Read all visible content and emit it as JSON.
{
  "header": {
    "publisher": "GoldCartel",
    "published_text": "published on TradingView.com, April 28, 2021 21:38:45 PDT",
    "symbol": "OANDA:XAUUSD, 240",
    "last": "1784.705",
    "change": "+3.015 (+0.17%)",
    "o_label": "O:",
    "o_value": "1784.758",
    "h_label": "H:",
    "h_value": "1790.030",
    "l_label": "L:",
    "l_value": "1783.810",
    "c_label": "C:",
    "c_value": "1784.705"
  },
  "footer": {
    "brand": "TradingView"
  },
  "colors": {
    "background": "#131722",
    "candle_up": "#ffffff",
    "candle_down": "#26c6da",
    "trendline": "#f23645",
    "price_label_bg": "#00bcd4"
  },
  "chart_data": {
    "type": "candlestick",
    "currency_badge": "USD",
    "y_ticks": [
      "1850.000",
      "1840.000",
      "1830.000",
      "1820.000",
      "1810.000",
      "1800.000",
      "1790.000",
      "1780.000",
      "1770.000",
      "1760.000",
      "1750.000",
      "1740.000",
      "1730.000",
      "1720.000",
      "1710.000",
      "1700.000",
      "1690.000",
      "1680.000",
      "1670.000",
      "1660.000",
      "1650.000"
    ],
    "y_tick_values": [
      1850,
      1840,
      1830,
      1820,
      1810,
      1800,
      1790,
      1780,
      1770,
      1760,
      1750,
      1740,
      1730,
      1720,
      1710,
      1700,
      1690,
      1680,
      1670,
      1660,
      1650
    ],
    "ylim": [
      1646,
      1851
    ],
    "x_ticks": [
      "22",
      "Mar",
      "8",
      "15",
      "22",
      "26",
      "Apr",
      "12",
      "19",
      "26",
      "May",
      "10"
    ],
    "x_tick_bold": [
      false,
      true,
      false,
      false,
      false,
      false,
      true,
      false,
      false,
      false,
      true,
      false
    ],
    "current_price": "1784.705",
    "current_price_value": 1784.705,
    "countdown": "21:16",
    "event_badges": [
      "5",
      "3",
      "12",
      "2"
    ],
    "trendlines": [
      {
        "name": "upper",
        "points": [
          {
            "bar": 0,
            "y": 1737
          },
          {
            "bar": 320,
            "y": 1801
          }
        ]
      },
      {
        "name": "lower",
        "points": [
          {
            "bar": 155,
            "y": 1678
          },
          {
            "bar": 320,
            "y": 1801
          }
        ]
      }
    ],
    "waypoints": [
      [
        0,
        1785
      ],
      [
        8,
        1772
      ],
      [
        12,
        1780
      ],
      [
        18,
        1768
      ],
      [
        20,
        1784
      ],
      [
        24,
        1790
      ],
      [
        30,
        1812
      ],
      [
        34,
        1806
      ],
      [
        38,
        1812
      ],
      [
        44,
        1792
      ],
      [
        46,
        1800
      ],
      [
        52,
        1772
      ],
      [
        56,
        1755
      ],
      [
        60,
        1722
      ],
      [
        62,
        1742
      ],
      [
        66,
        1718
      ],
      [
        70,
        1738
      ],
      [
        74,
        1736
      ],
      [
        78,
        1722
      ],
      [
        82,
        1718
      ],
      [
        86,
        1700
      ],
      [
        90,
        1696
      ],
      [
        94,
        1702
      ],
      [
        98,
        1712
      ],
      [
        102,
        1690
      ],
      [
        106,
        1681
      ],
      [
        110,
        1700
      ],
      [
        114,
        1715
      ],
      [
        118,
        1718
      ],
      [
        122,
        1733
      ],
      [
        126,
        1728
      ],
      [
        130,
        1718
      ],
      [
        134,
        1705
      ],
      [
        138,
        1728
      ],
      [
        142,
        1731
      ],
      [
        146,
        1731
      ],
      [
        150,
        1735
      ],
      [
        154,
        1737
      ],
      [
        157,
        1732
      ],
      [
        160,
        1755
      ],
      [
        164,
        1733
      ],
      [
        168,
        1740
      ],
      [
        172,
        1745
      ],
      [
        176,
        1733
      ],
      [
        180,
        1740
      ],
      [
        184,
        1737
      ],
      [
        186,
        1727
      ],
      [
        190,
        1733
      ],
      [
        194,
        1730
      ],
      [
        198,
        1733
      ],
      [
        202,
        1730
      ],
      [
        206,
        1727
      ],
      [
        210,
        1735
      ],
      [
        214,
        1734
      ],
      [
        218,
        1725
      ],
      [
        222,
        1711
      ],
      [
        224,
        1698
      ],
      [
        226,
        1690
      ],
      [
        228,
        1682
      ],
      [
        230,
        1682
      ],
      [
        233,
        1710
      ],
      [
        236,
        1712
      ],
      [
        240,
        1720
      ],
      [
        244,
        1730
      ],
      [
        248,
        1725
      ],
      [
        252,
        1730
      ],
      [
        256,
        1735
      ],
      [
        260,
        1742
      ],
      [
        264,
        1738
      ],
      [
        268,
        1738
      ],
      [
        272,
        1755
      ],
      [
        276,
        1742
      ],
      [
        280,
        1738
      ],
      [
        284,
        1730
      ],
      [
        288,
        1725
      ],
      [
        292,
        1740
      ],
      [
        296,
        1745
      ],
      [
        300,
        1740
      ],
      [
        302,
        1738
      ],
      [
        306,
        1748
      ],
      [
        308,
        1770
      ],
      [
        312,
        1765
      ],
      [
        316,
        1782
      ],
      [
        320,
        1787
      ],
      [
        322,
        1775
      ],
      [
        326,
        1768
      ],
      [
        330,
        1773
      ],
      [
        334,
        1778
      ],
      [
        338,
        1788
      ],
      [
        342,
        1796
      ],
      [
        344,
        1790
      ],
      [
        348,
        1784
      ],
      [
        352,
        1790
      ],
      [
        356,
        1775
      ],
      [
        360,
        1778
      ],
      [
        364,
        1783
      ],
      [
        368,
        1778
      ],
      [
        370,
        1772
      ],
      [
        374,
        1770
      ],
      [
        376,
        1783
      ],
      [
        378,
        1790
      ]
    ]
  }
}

## [Exercise details]
In the entries above, identify every line with the word "TradingView". Copy those lines.

## [Answer to the exercise]
    "published_text": "published on TradingView.com, April 28, 2021 21:38:45 PDT",
    "brand": "TradingView"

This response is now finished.